» **Task goal**:
Find every line of the listing below where "ancient" appears, and copy it.

[Extracted data entries]
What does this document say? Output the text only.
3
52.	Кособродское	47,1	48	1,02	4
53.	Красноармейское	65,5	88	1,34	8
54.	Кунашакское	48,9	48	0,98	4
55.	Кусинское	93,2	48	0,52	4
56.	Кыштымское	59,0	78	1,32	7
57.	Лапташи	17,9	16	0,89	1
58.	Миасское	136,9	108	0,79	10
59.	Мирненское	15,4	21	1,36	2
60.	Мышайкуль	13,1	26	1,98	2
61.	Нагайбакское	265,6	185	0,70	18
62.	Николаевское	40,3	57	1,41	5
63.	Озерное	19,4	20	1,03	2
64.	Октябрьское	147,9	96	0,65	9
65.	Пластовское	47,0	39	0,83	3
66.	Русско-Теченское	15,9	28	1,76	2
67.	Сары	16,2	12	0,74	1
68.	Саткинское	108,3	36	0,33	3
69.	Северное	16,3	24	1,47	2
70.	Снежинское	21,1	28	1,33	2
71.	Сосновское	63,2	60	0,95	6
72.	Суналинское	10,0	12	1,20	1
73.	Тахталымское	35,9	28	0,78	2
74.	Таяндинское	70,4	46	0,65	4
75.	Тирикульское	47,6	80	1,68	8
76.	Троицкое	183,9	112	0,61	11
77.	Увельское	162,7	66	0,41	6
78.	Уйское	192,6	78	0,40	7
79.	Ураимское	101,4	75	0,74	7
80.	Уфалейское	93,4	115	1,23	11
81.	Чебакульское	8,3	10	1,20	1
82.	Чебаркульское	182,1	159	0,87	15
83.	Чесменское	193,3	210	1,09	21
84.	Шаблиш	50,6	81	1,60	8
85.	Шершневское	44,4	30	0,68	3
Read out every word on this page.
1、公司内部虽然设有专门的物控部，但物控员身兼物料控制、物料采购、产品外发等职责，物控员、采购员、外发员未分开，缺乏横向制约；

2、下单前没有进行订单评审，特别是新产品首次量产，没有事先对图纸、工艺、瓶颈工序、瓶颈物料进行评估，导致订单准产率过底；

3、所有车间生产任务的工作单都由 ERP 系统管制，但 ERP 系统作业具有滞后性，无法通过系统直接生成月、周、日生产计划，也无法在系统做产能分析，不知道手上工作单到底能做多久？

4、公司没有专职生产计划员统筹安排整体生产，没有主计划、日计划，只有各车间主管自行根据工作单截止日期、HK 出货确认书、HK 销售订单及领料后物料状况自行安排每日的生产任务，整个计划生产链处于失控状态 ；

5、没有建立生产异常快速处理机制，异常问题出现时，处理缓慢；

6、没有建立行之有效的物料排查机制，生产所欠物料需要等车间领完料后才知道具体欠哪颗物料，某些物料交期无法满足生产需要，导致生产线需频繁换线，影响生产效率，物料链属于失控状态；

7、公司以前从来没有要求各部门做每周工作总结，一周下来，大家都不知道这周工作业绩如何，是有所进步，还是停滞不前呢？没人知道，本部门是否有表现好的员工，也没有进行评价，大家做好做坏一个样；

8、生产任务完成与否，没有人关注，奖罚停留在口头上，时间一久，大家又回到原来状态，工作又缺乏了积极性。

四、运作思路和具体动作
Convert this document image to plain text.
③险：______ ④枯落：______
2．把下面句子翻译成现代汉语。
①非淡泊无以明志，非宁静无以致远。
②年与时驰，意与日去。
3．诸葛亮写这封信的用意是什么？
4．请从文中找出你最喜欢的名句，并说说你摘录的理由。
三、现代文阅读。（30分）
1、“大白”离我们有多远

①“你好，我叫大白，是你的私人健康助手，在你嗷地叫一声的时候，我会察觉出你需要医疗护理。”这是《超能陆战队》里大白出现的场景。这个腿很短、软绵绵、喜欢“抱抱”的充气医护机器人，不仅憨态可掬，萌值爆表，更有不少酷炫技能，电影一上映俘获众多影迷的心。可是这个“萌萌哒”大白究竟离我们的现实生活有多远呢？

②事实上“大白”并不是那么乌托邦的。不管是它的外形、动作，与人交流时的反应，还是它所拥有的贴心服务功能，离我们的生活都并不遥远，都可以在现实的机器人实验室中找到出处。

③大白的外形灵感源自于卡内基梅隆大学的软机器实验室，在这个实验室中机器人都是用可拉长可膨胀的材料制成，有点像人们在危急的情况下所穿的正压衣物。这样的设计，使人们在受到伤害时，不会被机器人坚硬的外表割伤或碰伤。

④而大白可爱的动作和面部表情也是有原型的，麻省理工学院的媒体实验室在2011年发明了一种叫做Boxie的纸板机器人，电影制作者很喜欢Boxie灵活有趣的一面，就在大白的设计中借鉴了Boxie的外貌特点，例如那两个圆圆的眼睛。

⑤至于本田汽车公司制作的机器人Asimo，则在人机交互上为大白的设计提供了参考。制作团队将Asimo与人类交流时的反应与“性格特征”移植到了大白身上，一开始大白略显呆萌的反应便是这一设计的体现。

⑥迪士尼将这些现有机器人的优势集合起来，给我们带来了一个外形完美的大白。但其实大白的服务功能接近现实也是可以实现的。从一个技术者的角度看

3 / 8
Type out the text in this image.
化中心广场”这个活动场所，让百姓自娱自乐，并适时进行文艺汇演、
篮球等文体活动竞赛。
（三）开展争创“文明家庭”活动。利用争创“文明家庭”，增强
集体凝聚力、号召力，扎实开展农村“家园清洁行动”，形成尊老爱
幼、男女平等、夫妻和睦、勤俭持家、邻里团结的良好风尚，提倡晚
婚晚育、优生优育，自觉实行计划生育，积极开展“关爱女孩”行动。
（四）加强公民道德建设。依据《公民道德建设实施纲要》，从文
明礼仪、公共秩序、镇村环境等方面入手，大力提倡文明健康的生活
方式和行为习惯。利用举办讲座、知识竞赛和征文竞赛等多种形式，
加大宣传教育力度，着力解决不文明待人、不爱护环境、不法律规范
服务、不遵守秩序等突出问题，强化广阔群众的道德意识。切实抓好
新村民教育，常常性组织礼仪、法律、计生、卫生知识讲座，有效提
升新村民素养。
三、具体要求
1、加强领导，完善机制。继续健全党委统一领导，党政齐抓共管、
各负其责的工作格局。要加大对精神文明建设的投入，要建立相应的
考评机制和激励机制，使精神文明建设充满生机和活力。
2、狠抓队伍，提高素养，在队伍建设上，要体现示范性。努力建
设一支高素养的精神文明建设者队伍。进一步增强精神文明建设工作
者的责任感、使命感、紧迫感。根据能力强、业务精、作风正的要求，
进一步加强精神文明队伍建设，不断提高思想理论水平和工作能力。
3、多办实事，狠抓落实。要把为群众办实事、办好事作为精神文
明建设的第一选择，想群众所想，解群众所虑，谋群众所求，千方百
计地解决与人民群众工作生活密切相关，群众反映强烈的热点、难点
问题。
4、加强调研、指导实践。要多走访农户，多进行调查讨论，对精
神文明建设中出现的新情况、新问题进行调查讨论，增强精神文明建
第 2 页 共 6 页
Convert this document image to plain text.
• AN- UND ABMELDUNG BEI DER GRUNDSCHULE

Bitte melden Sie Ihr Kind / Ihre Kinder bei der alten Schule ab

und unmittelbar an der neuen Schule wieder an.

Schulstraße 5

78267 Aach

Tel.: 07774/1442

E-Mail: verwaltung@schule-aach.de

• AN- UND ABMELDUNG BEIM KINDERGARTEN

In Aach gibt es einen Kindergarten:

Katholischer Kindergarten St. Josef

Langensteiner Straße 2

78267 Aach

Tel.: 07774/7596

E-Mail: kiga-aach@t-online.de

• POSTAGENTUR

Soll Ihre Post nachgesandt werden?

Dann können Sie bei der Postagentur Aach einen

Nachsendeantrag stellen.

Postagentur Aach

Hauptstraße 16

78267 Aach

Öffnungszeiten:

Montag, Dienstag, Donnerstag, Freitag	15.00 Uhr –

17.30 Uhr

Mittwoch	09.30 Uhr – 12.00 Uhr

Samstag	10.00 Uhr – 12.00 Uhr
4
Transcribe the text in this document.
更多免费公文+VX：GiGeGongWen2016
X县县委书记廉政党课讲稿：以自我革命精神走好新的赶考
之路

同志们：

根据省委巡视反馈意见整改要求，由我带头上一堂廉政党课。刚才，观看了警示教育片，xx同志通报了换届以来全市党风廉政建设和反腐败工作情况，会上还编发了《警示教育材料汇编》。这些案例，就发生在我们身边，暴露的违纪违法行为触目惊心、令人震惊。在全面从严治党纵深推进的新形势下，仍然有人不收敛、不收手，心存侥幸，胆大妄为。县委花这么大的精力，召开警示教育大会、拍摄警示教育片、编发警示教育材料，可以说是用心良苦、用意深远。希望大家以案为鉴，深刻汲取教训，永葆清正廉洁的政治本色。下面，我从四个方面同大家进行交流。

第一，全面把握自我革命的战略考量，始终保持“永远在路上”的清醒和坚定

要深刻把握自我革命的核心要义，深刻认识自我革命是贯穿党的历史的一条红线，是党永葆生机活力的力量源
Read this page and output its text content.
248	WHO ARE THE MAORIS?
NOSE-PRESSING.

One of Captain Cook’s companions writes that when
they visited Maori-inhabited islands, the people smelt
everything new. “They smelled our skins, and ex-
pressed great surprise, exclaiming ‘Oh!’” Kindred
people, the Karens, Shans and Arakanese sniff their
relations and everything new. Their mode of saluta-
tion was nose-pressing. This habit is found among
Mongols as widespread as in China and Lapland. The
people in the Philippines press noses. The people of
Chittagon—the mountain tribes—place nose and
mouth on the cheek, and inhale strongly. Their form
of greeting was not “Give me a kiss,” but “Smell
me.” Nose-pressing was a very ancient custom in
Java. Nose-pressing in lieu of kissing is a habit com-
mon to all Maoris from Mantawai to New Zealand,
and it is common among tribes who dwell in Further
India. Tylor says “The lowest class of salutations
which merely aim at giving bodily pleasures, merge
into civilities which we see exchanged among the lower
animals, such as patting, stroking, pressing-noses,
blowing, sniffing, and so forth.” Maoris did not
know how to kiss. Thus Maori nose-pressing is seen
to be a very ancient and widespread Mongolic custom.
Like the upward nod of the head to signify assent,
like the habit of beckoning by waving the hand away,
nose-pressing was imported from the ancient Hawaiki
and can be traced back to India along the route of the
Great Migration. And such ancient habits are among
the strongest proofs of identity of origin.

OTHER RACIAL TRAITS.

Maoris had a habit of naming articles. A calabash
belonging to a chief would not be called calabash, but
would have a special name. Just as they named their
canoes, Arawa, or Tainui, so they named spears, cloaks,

» **The completed task**:
me.” Nose-pressing was a very ancient custom in
to be a very ancient and widespread Mongolic custom.
nose-pressing was imported from the ancient Hawaiki
Great Migration. And such ancient habits are among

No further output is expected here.